Record extracts.
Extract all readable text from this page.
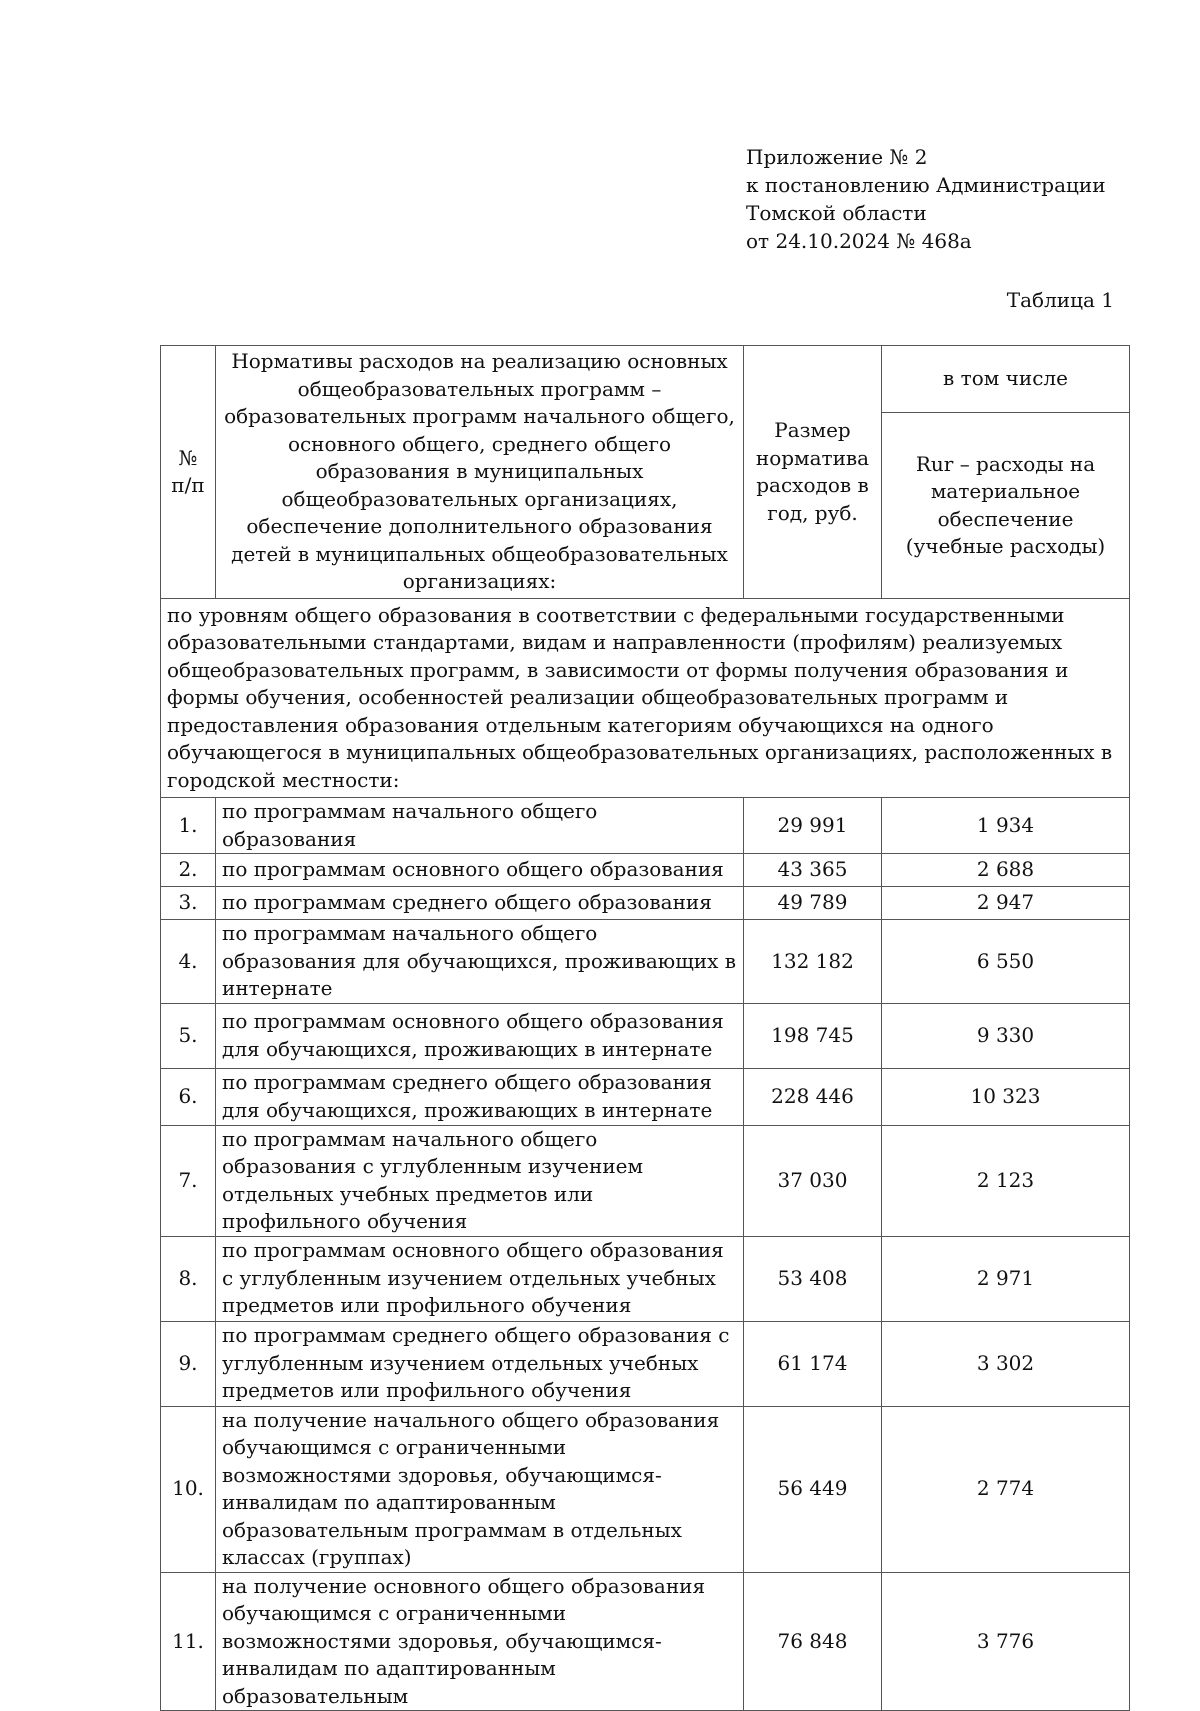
Приложение № 2
к постановлению Администрации
Томской области
от 24.10.2024 № 468а
Таблица 1
№ п/п	Нормативы расходов на реализацию основных общеобразовательных программ – образовательных программ начального общего, основного общего, среднего общего образования в муниципальных общеобразовательных организациях, обеспечение дополнительного образования детей в муниципальных общеобразовательных организациях:	Размер норматива расходов в год, руб.	в том числе
			Rur – расходы на материальное обеспечение (учебные расходы)
по уровням общего образования в соответствии с федеральными государственными образовательными стандартами, видам и направленности (профилям) реализуемых общеобразовательных программ, в зависимости от формы получения образования и формы обучения, особенностей реализации общеобразовательных программ и предоставления образования отдельным категориям обучающихся на одного обучающегося в муниципальных общеобразовательных организациях, расположенных в городской местности:			
1.	по программам начального общего образования	29 991	1 934
2.	по программам основного общего образования	43 365	2 688
3.	по программам среднего общего образования	49 789	2 947
4.	по программам начального общего образования для обучающихся, проживающих в интернате	132 182	6 550
5.	по программам основного общего образования для обучающихся, проживающих в интернате	198 745	9 330
6.	по программам среднего общего образования для обучающихся, проживающих в интернате	228 446	10 323
7.	по программам начального общего образования с углубленным изучением отдельных учебных предметов или профильного обучения	37 030	2 123
8.	по программам основного общего образования с углубленным изучением отдельных учебных предметов или профильного обучения	53 408	2 971
9.	по программам среднего общего образования с углубленным изучением отдельных учебных предметов или профильного обучения	61 174	3 302
10.	на получение начального общего образования обучающимся с ограниченными возможностями здоровья, обучающимся-инвалидам по адаптированным образовательным программам в отдельных классах (группах)	56 449	2 774
11.	на получение основного общего образования обучающимся с ограниченными возможностями здоровья, обучающимся-инвалидам по адаптированным образовательным	76 848	3 776
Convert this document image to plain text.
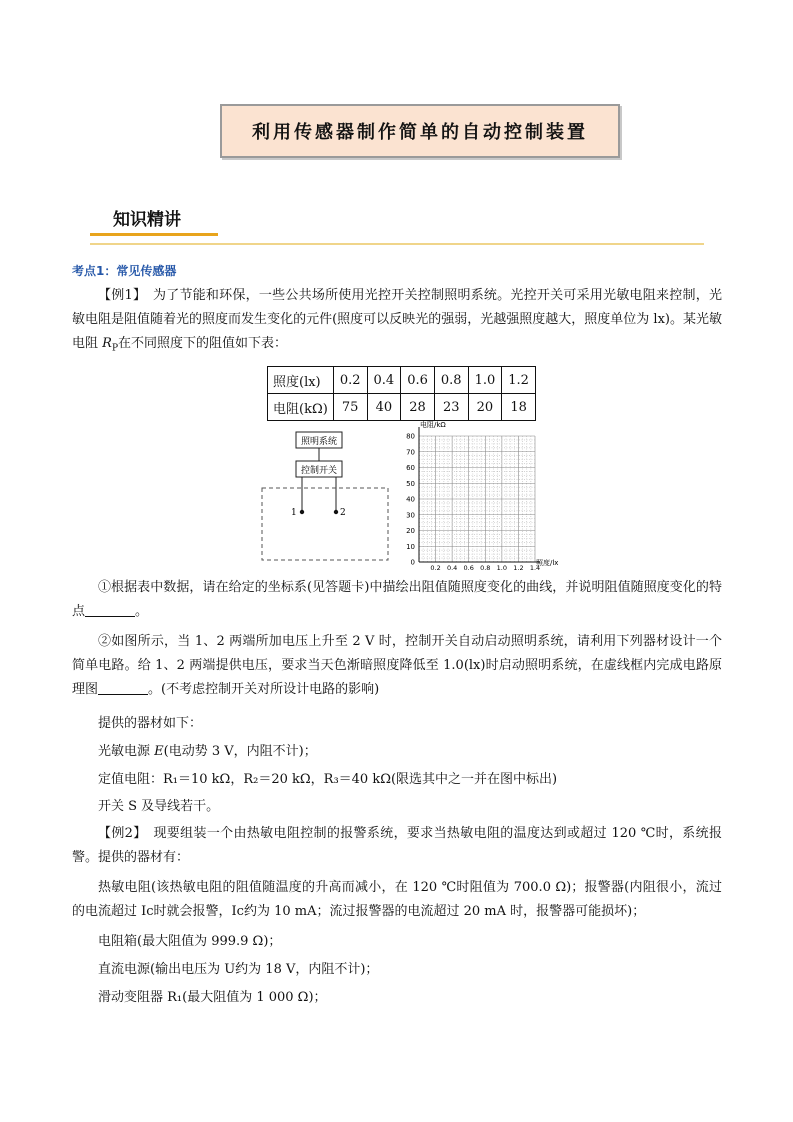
利用传感器制作简单的自动控制装置
知识精讲
考点1：常见传感器
【例1】　为了节能和环保，一些公共场所使用光控开关控制照明系统。光控开关可采用光敏电阻来控制，光敏电阻是阻值随着光的照度而发生变化的元件(照度可以反映光的强弱，光越强照度越大，照度单位为 lx)。某光敏电阻 $R_P$在不同照度下的阻值如下表：
照度(lx)	0.2	0.4	0.6	0.8	1.0	1.2
电阻(kΩ)	75	40	28	23	20	18
照明系统
控制开关
1	2
电阻/kΩ
照度/lx
80
70
60
50
40
30
20
10
0
0.2 0.4 0.6 0.8 1.0 1.2 1.4
①根据表中数据，请在给定的坐标系(见答题卡)中描绘出阻值随照度变化的曲线，并说明阻值随照度变化的特点	。
②如图所示，当 1、2 两端所加电压上升至 2 V 时，控制开关自动启动照明系统，请利用下列器材设计一个简单电路。给 1、2 两端提供电压，要求当天色渐暗照度降低至 1.0(lx)时启动照明系统，在虚线框内完成电路原理图	。(不考虑控制开关对所设计电路的影响)
提供的器材如下：
光敏电源 E(电动势 3 V，内阻不计)；
定值电阻：R₁＝10 kΩ，R₂＝20 kΩ，R₃＝40 kΩ(限选其中之一并在图中标出)
开关 S 及导线若干。
【例2】　现要组装一个由热敏电阻控制的报警系统，要求当热敏电阻的温度达到或超过 120 ℃时，系统报警。提供的器材有：
热敏电阻(该热敏电阻的阻值随温度的升高而减小，在 120 ℃时阻值为 700.0 Ω)；报警器(内阻很小，流过的电流超过 Ic时就会报警，Ic约为 10 mA；流过报警器的电流超过 20 mA 时，报警器可能损坏)；
电阻箱(最大阻值为 999.9 Ω)；
直流电源(输出电压为 U约为 18 V，内阻不计)；
滑动变阻器 R₁(最大阻值为 1 000 Ω)；
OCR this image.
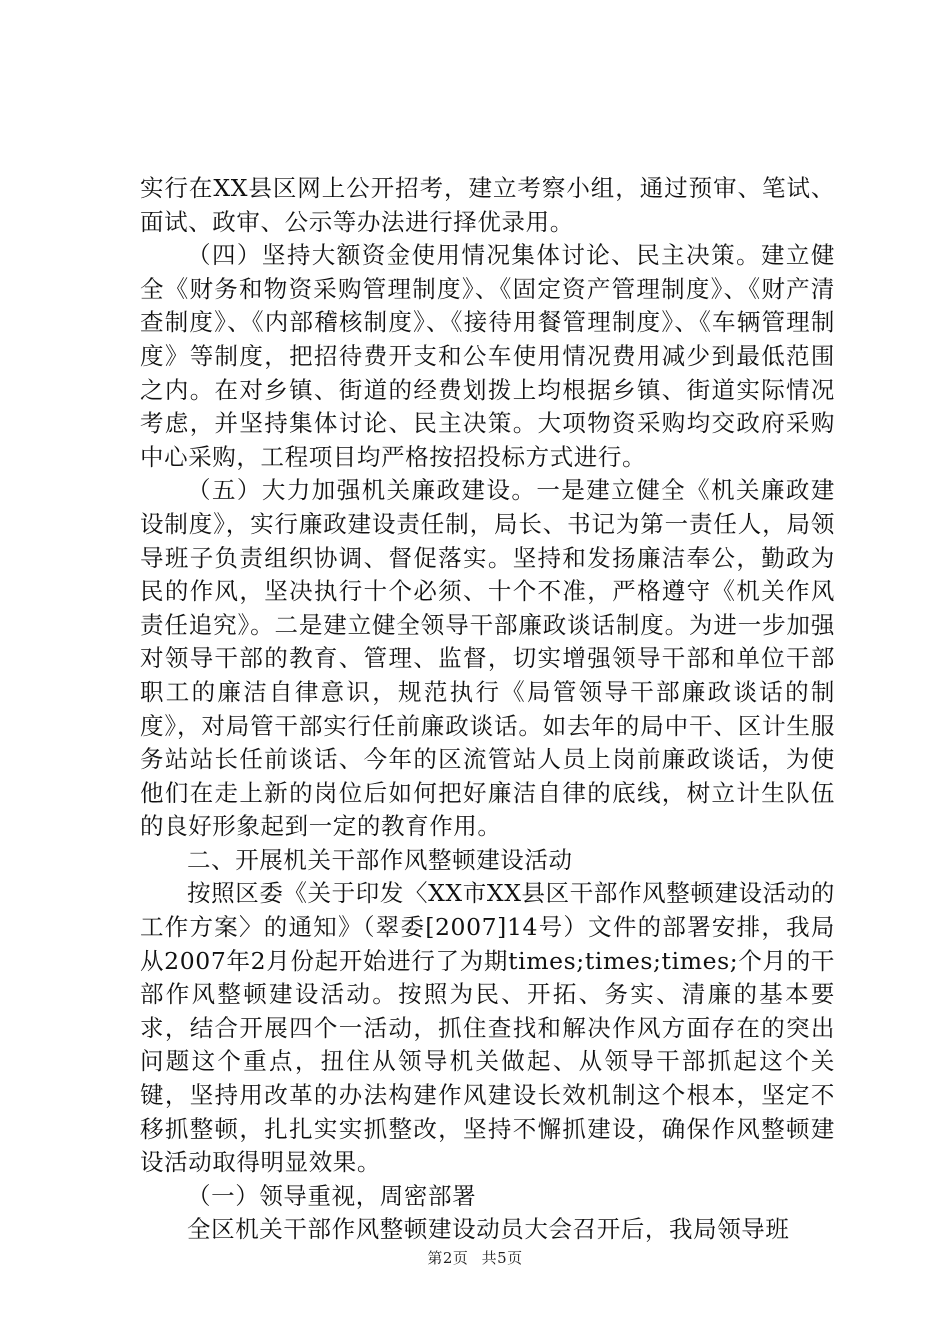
实行在XX县区网上公开招考，建立考察小组，通过预审、笔试、面试、政审、公示等办法进行择优录用。

（四）坚持大额资金使用情况集体讨论、民主决策。建立健全《财务和物资采购管理制度》、《固定资产管理制度》、《财产清查制度》、《内部稽核制度》、《接待用餐管理制度》、《车辆管理制度》等制度，把招待费开支和公车使用情况费用减少到最低范围之内。在对乡镇、街道的经费划拨上均根据乡镇、街道实际情况考虑，并坚持集体讨论、民主决策。大项物资采购均交政府采购中心采购，工程项目均严格按招投标方式进行。

（五）大力加强机关廉政建设。一是建立健全《机关廉政建设制度》，实行廉政建设责任制，局长、书记为第一责任人，局领导班子负责组织协调、督促落实。坚持和发扬廉洁奉公，勤政为民的作风，坚决执行十个必须、十个不准，严格遵守《机关作风责任追究》。二是建立健全领导干部廉政谈话制度。为进一步加强对领导干部的教育、管理、监督，切实增强领导干部和单位干部职工的廉洁自律意识，规范执行《局管领导干部廉政谈话的制度》，对局管干部实行任前廉政谈话。如去年的局中干、区计生服务站站长任前谈话、今年的区流管站人员上岗前廉政谈话，为使他们在走上新的岗位后如何把好廉洁自律的底线，树立计生队伍的良好形象起到一定的教育作用。

二、开展机关干部作风整顿建设活动

按照区委《关于印发〈XX市XX县区干部作风整顿建设活动的工作方案〉的通知》（翠委[2007]14号）文件的部署安排，我局从2007年2月份起开始进行了为期times;times;times;个月的干部作风整顿建设活动。按照为民、开拓、务实、清廉的基本要求，结合开展四个一活动，抓住查找和解决作风方面存在的突出问题这个重点，扭住从领导机关做起、从领导干部抓起这个关键，坚持用改革的办法构建作风建设长效机制这个根本，坚定不移抓整顿，扎扎实实抓整改，坚持不懈抓建设，确保作风整顿建设活动取得明显效果。

（一）领导重视，周密部署

全区机关干部作风整顿建设动员大会召开后，我局领导班

第2页 共5页
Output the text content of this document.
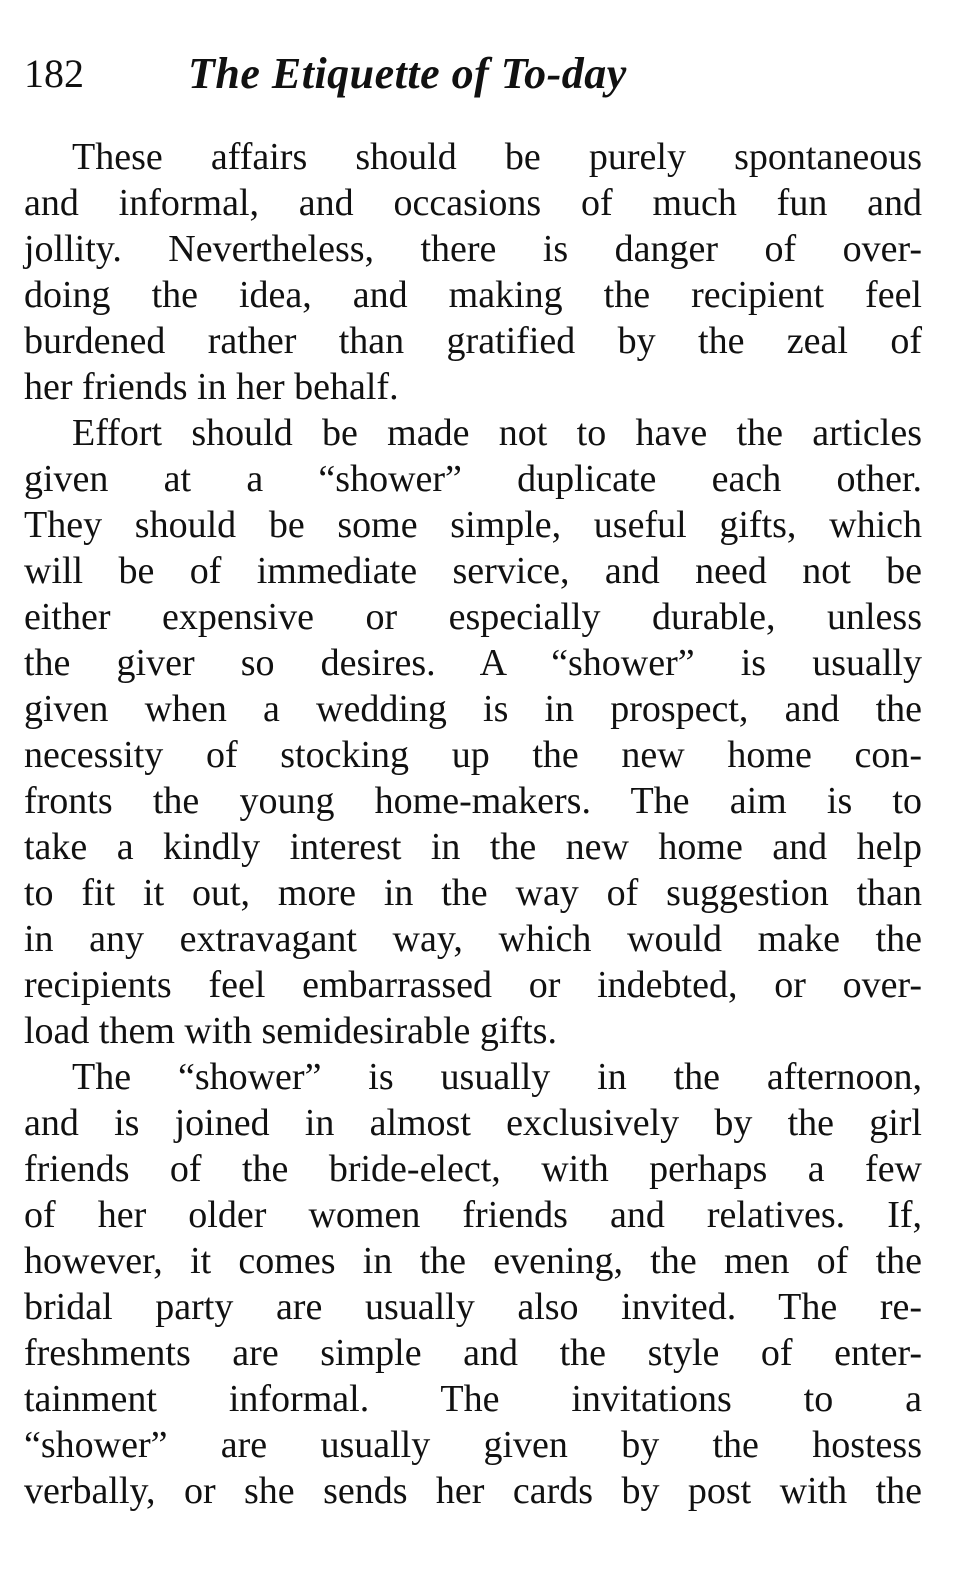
182 The Etiquette of To-day
These affairs should be purely spontaneous
and informal, and occasions of much fun and
jollity. Nevertheless, there is danger of over-
doing the idea, and making the recipient feel
burdened rather than gratified by the zeal of
her friends in her behalf.
Effort should be made not to have the articles
given at a “shower” duplicate each other.
They should be some simple, useful gifts, which
will be of immediate service, and need not be
either expensive or especially durable, unless
the giver so desires. A “shower” is usually
given when a wedding is in prospect, and the
necessity of stocking up the new home con-
fronts the young home-makers. The aim is to
take a kindly interest in the new home and help
to fit it out, more in the way of suggestion than
in any extravagant way, which would make the
recipients feel embarrassed or indebted, or over-
load them with semidesirable gifts.
The “shower” is usually in the afternoon,
and is joined in almost exclusively by the girl
friends of the bride-elect, with perhaps a few
of her older women friends and relatives. If,
however, it comes in the evening, the men of the
bridal party are usually also invited. The re-
freshments are simple and the style of enter-
tainment informal. The invitations to a
“shower” are usually given by the hostess
verbally, or she sends her cards by post with the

Exercise. Pull every line containing "здоровья" out of the records.

Exercise result.
10.	на получение начального общего образования обучающимся с ограниченными возможностями здоровья, обучающимся-инвалидам по адаптированным образовательным программам в отдельных классах (группах)	56 449	2 774
11.	на получение основного общего образования обучающимся с ограниченными возможностями здоровья, обучающимся-инвалидам по адаптированным образовательным	76 848	3 776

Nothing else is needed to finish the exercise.